Word for word, transcribe the lines below and drop the pictures.

=== EXERCISE MATERIALS ===

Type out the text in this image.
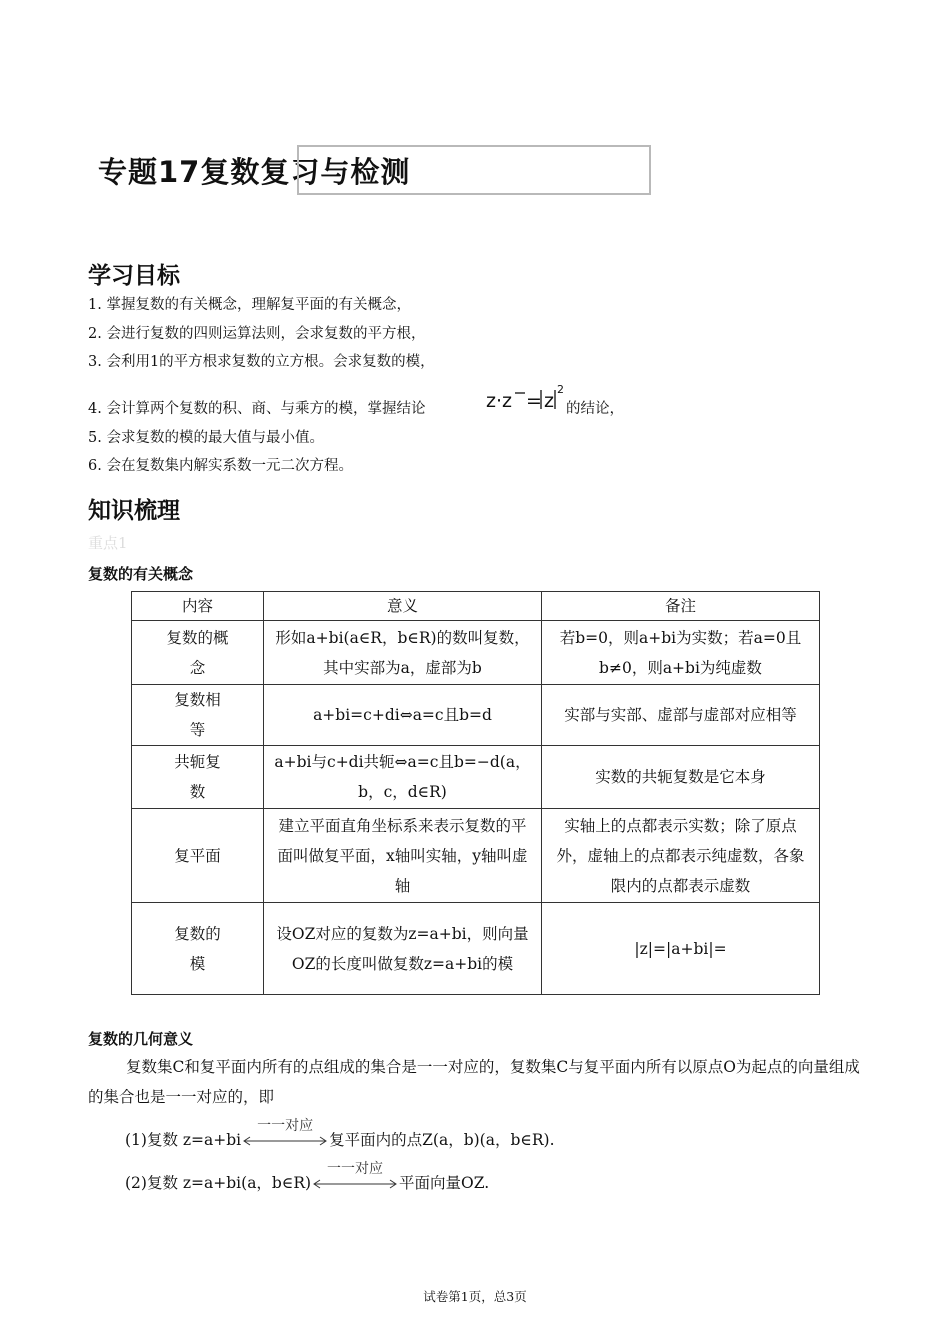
专题17复数复习与检测
学习目标
1. 掌握复数的有关概念，理解复平面的有关概念，
2. 会进行复数的四则运算法则，会求复数的平方根，
3. 会利用1的平方根求复数的立方根。会求复数的模，
4. 会计算两个复数的积、商、与乘方的模，掌握结论	z·z = z
2
的结论，
5. 会求复数的模的最大值与最小值。
6. 会在复数集内解实系数一元二次方程。
知识梳理
重点1
复数的有关概念
内容	意义	备注
复数的概念	形如a+bi(a∈R，b∈R)的数叫复数，其中实部为a，虚部为b	若b=0，则a+bi为实数；若a=0且b≠0，则a+bi为纯虚数
复数相等	a+bi=c+di⇔a=c且b=d	实部与实部、虚部与虚部对应相等
共轭复数	a+bi与c+di共轭⇔a=c且b=−d(a，b，c，d∈R)	实数的共轭复数是它本身
复平面	建立平面直角坐标系来表示复数的平面叫做复平面，x轴叫实轴，y轴叫虚轴	实轴上的点都表示实数；除了原点外，虚轴上的点都表示纯虚数，各象限内的点都表示虚数
复数的模	设OZ对应的复数为z=a+bi，则向量OZ的长度叫做复数z=a+bi的模	|z|=|a+bi|=
复数的几何意义
复数集C和复平面内所有的点组成的集合是一一对应的，复数集C与复平面内所有以原点O为起点的向量组成的集合也是一一对应的，即
(1)复数 z=a+bi
一一对应
复平面内的点Z(a，b)(a，b∈R).
(2)复数 z=a+bi(a，b∈R)
一一对应
平面向量OZ.
试卷第1页，总3页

===

> _FINAL ANSWER_:
Type out the text in this image.
专题17复数复习与检测
学习目标
1. 掌握复数的有关概念，理解复平面的有关概念，
2. 会进行复数的四则运算法则，会求复数的平方根，
3. 会利用1的平方根求复数的立方根。会求复数的模，
4. 会计算两个复数的积、商、与乘方的模，掌握结论	z·z = z
2
的结论，
5. 会求复数的模的最大值与最小值。
6. 会在复数集内解实系数一元二次方程。
知识梳理
重点1
复数的有关概念
内容	意义	备注
复数的概念	形如a+bi(a∈R，b∈R)的数叫复数，其中实部为a，虚部为b	若b=0，则a+bi为实数；若a=0且b≠0，则a+bi为纯虚数
复数相等	a+bi=c+di⇔a=c且b=d	实部与实部、虚部与虚部对应相等
共轭复数	a+bi与c+di共轭⇔a=c且b=−d(a，b，c，d∈R)	实数的共轭复数是它本身
复平面	建立平面直角坐标系来表示复数的平面叫做复平面，x轴叫实轴，y轴叫虚轴	实轴上的点都表示实数；除了原点外，虚轴上的点都表示纯虚数，各象限内的点都表示虚数
复数的模	设OZ对应的复数为z=a+bi，则向量OZ的长度叫做复数z=a+bi的模	|z|=|a+bi|=
复数的几何意义
复数集C和复平面内所有的点组成的集合是一一对应的，复数集C与复平面内所有以原点O为起点的向量组成的集合也是一一对应的，即
(1)复数 z=a+bi
一一对应
复平面内的点Z(a，b)(a，b∈R).
(2)复数 z=a+bi(a，b∈R)
一一对应
平面向量OZ.
试卷第1页，总3页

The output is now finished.